━━ The input ━━

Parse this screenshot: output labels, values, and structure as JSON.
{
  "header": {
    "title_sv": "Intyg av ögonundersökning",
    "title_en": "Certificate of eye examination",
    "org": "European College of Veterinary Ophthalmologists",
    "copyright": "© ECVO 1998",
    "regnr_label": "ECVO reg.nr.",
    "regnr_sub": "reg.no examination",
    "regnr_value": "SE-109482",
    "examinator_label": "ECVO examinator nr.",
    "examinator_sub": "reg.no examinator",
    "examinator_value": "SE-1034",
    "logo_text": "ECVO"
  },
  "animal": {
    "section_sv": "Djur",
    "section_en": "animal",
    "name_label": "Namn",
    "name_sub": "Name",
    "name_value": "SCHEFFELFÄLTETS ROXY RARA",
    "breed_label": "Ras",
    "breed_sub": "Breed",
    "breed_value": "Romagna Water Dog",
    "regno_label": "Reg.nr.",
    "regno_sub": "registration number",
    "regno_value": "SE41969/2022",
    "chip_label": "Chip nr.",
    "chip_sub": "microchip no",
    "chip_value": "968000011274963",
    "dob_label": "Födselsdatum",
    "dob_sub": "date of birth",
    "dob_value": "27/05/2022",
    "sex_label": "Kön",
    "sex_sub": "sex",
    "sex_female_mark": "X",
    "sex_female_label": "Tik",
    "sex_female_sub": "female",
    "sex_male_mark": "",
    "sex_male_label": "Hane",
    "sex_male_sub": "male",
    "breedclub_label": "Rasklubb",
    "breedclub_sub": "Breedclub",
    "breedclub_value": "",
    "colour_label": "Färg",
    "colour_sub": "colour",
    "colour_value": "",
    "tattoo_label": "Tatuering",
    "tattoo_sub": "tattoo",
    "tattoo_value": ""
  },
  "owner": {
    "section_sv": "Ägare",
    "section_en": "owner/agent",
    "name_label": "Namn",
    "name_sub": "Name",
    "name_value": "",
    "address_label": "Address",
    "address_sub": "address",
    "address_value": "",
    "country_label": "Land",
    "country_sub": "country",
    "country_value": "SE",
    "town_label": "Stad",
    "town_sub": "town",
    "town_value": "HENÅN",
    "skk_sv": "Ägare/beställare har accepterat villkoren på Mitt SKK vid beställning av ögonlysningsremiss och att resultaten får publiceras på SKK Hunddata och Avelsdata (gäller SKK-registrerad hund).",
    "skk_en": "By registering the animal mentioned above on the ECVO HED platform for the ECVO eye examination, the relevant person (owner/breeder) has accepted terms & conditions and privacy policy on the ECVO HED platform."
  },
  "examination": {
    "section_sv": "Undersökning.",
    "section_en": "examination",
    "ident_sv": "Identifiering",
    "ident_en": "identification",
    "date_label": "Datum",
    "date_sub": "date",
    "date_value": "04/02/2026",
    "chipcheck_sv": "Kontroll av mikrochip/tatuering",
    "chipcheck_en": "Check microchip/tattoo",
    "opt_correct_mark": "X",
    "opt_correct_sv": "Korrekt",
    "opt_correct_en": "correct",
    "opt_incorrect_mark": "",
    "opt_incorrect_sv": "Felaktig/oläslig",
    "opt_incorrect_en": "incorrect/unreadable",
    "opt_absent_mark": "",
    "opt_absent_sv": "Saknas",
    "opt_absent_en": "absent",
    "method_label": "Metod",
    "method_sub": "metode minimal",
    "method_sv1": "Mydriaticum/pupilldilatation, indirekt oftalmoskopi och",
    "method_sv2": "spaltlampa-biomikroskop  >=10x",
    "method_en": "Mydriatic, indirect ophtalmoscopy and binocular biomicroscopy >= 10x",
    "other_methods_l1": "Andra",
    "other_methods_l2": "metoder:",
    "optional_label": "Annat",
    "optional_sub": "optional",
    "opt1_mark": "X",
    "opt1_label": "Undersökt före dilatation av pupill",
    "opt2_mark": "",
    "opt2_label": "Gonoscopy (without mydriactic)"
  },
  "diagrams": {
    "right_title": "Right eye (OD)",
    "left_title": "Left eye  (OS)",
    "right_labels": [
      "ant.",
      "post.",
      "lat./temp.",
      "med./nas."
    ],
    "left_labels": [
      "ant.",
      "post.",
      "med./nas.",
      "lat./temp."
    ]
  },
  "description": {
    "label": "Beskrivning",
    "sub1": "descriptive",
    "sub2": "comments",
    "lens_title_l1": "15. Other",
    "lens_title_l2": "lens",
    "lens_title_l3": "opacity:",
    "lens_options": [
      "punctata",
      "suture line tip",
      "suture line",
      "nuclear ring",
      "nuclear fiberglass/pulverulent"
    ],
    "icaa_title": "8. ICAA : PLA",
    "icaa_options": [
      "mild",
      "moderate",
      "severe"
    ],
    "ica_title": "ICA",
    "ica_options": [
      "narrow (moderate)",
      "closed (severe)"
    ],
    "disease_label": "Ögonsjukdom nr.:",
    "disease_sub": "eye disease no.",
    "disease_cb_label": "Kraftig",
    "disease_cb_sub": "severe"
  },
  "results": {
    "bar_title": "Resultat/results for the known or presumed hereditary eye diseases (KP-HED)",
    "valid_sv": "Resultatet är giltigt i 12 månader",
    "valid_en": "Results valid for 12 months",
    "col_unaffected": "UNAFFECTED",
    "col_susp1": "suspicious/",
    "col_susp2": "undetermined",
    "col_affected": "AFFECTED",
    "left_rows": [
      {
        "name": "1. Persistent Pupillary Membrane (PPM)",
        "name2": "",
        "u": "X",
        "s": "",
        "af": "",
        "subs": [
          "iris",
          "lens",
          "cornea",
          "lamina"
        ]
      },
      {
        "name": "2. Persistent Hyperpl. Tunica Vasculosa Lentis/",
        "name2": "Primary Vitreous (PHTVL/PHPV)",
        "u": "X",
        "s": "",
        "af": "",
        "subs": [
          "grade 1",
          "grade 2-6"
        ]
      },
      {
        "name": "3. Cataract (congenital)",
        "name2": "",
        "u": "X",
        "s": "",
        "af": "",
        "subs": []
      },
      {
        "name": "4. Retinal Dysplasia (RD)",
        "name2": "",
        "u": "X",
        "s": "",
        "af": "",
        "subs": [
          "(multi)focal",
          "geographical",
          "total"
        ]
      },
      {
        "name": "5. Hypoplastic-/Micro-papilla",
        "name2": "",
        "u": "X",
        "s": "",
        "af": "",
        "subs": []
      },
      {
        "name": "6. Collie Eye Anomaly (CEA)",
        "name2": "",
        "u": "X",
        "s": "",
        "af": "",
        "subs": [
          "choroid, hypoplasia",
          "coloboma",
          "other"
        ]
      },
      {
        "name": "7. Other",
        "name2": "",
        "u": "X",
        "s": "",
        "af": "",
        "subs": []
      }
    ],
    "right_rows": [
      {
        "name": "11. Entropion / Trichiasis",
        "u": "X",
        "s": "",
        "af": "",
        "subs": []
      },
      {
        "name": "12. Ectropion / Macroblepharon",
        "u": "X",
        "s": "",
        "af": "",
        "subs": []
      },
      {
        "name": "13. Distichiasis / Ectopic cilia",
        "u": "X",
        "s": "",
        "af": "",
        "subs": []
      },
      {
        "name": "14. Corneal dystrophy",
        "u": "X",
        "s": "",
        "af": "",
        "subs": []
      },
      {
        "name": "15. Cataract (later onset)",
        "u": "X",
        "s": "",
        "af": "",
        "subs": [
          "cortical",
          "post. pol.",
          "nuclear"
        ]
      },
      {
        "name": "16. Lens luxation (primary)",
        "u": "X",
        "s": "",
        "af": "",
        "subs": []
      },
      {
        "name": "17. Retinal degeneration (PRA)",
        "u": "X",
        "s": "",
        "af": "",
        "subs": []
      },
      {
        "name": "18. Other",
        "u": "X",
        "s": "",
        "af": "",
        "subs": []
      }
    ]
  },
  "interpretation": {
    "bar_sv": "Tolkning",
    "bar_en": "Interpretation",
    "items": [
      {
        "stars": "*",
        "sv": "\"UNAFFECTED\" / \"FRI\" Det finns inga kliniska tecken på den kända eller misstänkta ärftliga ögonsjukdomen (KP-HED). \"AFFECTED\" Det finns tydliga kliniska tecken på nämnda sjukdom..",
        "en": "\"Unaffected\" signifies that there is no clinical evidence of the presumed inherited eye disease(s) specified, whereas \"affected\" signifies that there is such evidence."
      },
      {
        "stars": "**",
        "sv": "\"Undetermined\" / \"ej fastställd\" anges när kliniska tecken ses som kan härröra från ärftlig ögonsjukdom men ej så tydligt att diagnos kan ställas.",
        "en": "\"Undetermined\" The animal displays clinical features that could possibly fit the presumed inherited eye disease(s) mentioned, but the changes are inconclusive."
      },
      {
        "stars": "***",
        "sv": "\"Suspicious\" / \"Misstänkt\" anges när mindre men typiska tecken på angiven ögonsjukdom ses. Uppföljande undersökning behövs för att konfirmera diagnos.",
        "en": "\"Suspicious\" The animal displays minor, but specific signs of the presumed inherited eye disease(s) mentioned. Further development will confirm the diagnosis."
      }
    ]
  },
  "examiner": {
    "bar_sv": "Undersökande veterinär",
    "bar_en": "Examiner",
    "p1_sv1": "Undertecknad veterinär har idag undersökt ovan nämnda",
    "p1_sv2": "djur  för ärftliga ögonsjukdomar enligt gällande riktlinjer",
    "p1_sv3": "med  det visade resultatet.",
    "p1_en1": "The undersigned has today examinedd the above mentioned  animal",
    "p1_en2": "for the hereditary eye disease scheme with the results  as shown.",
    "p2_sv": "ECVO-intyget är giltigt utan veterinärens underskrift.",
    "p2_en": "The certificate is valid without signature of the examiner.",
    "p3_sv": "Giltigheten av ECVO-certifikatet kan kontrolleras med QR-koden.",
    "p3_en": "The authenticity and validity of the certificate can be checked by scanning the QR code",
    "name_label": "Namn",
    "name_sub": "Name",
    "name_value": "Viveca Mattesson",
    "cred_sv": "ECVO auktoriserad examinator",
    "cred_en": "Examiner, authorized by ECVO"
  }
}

━━━

▶ _What to work on_
Where a line in the entries holds the word "displays", copy that line.

▶ _The answer_
        "en": "\"Undetermined\" The animal displays clinical features that could possibly fit the presumed inherited eye disease(s) mentioned, but the changes are inconclusive."
        "en": "\"Suspicious\" The animal displays minor, but specific signs of the presumed inherited eye disease(s) mentioned. Further development will confirm the diagnosis."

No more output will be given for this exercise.